** START ITEMS **

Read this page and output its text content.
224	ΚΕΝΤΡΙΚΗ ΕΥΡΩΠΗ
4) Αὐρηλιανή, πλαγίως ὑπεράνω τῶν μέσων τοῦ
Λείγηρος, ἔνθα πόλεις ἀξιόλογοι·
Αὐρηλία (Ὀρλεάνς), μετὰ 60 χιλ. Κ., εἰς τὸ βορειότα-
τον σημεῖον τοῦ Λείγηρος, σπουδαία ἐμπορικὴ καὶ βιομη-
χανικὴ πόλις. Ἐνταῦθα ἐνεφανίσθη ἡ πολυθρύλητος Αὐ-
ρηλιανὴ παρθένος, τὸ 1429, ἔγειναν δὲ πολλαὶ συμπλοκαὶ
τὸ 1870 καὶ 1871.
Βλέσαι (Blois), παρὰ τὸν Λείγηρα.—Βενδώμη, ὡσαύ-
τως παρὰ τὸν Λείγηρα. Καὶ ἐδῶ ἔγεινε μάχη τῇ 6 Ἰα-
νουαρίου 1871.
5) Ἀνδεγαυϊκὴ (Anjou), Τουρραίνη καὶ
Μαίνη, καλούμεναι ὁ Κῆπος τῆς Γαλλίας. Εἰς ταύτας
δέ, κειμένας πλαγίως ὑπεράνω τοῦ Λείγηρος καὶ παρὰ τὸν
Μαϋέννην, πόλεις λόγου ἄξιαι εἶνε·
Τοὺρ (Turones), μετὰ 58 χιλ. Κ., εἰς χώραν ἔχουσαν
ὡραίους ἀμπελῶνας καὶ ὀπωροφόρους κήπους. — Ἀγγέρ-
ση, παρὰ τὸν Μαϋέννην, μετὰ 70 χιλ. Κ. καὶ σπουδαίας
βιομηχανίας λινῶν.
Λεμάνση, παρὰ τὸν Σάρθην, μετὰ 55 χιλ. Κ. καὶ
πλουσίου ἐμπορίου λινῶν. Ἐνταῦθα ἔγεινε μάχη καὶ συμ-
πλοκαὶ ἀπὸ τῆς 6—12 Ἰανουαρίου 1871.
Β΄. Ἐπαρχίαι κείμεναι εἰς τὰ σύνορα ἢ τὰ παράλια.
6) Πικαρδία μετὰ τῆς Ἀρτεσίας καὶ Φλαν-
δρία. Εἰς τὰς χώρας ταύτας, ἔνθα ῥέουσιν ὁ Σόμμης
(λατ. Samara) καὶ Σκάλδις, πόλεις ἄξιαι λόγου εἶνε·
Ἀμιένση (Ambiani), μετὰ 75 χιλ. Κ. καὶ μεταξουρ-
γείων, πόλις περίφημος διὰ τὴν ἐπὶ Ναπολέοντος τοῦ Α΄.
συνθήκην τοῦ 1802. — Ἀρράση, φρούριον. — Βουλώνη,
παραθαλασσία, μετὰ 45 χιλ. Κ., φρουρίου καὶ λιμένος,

** END ITEMS **

• [WHAT TO WORK ON]:
Your task is to repeat the data exactly, with nothing left out.

• [SOLVED EXERCISE]:
Read this page and output its text content.
224	ΚΕΝΤΡΙΚΗ ΕΥΡΩΠΗ
4) Αὐρηλιανή, πλαγίως ὑπεράνω τῶν μέσων τοῦ
Λείγηρος, ἔνθα πόλεις ἀξιόλογοι·
Αὐρηλία (Ὀρλεάνς), μετὰ 60 χιλ. Κ., εἰς τὸ βορειότα-
τον σημεῖον τοῦ Λείγηρος, σπουδαία ἐμπορικὴ καὶ βιομη-
χανικὴ πόλις. Ἐνταῦθα ἐνεφανίσθη ἡ πολυθρύλητος Αὐ-
ρηλιανὴ παρθένος, τὸ 1429, ἔγειναν δὲ πολλαὶ συμπλοκαὶ
τὸ 1870 καὶ 1871.
Βλέσαι (Blois), παρὰ τὸν Λείγηρα.—Βενδώμη, ὡσαύ-
τως παρὰ τὸν Λείγηρα. Καὶ ἐδῶ ἔγεινε μάχη τῇ 6 Ἰα-
νουαρίου 1871.
5) Ἀνδεγαυϊκὴ (Anjou), Τουρραίνη καὶ
Μαίνη, καλούμεναι ὁ Κῆπος τῆς Γαλλίας. Εἰς ταύτας
δέ, κειμένας πλαγίως ὑπεράνω τοῦ Λείγηρος καὶ παρὰ τὸν
Μαϋέννην, πόλεις λόγου ἄξιαι εἶνε·
Τοὺρ (Turones), μετὰ 58 χιλ. Κ., εἰς χώραν ἔχουσαν
ὡραίους ἀμπελῶνας καὶ ὀπωροφόρους κήπους. — Ἀγγέρ-
ση, παρὰ τὸν Μαϋέννην, μετὰ 70 χιλ. Κ. καὶ σπουδαίας
βιομηχανίας λινῶν.
Λεμάνση, παρὰ τὸν Σάρθην, μετὰ 55 χιλ. Κ. καὶ
πλουσίου ἐμπορίου λινῶν. Ἐνταῦθα ἔγεινε μάχη καὶ συμ-
πλοκαὶ ἀπὸ τῆς 6—12 Ἰανουαρίου 1871.
Β΄. Ἐπαρχίαι κείμεναι εἰς τὰ σύνορα ἢ τὰ παράλια.
6) Πικαρδία μετὰ τῆς Ἀρτεσίας καὶ Φλαν-
δρία. Εἰς τὰς χώρας ταύτας, ἔνθα ῥέουσιν ὁ Σόμμης
(λατ. Samara) καὶ Σκάλδις, πόλεις ἄξιαι λόγου εἶνε·
Ἀμιένση (Ambiani), μετὰ 75 χιλ. Κ. καὶ μεταξουρ-
γείων, πόλις περίφημος διὰ τὴν ἐπὶ Ναπολέοντος τοῦ Α΄.
συνθήκην τοῦ 1802. — Ἀρράση, φρούριον. — Βουλώνη,
παραθαλασσία, μετὰ 45 χιλ. Κ., φρουρίου καὶ λιμένος,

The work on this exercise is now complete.